Task prompt: Scan the records for the word "structured". Copy each line that includes it.

——————

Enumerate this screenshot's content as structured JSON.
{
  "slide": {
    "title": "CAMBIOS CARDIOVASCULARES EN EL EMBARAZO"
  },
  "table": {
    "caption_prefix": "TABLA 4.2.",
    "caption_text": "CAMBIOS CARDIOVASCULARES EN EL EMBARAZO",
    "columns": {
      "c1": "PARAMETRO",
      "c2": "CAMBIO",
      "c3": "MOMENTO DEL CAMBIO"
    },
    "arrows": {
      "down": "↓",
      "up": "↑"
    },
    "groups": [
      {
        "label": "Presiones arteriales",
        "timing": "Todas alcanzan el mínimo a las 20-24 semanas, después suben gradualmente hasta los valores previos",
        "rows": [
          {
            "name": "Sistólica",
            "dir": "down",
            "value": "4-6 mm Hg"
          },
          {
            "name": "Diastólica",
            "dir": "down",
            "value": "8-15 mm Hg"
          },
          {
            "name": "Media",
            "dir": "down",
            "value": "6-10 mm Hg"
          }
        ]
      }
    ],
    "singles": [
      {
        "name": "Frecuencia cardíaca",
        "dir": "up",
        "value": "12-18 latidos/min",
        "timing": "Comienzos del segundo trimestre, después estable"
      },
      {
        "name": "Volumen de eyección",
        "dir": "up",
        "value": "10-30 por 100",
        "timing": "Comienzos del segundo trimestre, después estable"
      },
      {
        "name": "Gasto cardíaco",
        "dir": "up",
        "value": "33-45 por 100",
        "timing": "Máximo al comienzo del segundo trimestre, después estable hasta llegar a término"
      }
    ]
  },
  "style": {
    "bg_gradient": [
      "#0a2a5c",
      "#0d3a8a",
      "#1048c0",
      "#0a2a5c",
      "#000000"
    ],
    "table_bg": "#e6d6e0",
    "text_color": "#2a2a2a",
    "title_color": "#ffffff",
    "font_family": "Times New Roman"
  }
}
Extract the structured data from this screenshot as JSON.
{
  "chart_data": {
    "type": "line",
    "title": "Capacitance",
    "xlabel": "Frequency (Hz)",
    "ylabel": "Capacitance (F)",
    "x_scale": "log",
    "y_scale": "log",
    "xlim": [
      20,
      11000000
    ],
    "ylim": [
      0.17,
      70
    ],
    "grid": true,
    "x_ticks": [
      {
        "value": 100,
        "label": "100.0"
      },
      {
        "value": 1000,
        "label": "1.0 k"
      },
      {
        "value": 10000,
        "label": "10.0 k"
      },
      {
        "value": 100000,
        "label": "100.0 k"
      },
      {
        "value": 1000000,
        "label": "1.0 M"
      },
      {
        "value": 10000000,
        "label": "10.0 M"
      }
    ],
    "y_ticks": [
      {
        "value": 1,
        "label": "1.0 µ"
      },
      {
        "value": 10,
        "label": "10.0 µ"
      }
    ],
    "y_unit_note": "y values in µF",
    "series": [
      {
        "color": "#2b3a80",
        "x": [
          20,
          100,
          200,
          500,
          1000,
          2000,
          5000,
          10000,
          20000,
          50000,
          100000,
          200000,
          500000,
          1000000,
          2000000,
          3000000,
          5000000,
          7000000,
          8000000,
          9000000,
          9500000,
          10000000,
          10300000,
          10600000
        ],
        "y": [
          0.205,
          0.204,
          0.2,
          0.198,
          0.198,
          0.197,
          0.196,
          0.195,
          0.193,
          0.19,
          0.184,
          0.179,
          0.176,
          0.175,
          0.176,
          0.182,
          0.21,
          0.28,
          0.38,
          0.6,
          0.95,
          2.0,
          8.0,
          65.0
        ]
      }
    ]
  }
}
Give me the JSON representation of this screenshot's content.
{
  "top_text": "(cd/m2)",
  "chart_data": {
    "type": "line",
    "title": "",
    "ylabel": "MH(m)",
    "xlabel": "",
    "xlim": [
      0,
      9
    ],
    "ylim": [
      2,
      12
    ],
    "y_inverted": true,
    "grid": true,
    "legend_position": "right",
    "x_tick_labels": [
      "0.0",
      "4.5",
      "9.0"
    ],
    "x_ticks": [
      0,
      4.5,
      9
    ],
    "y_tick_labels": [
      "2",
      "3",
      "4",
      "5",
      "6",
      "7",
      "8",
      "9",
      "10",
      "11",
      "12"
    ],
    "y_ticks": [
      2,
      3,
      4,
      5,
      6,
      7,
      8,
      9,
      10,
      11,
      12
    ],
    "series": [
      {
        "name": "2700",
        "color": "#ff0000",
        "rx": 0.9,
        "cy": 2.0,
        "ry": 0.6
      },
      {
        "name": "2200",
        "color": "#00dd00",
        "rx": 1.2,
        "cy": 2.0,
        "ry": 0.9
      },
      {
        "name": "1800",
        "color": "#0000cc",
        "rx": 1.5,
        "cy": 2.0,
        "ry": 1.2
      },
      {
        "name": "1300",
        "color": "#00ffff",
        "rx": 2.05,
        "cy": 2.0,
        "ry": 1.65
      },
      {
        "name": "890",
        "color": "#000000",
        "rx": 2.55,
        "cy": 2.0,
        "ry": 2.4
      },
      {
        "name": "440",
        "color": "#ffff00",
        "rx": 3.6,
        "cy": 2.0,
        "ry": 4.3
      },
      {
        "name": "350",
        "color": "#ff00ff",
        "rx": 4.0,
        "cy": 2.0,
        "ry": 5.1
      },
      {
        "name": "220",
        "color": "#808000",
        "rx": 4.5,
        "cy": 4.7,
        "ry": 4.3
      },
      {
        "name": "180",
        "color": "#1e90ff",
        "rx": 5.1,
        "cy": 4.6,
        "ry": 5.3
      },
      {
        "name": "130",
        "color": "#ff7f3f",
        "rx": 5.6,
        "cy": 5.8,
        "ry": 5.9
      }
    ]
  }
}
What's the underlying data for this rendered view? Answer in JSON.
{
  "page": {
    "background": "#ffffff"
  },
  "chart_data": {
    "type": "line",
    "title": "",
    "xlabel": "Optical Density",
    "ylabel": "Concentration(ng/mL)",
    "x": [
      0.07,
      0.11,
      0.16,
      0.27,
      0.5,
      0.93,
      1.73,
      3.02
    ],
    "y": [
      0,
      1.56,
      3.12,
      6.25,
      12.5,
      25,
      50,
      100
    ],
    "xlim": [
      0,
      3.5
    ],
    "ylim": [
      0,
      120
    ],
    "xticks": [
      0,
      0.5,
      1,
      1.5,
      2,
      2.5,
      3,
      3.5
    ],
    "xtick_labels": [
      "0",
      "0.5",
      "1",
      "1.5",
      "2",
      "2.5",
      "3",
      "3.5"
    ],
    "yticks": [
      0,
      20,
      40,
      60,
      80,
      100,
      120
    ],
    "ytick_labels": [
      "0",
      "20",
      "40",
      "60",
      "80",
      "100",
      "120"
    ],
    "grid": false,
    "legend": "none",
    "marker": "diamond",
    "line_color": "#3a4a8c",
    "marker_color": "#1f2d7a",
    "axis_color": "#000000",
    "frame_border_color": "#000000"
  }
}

——————

Solution for this problem:
Enumerate this screenshot's content as structured JSON.
Extract the structured data from this screenshot as JSON.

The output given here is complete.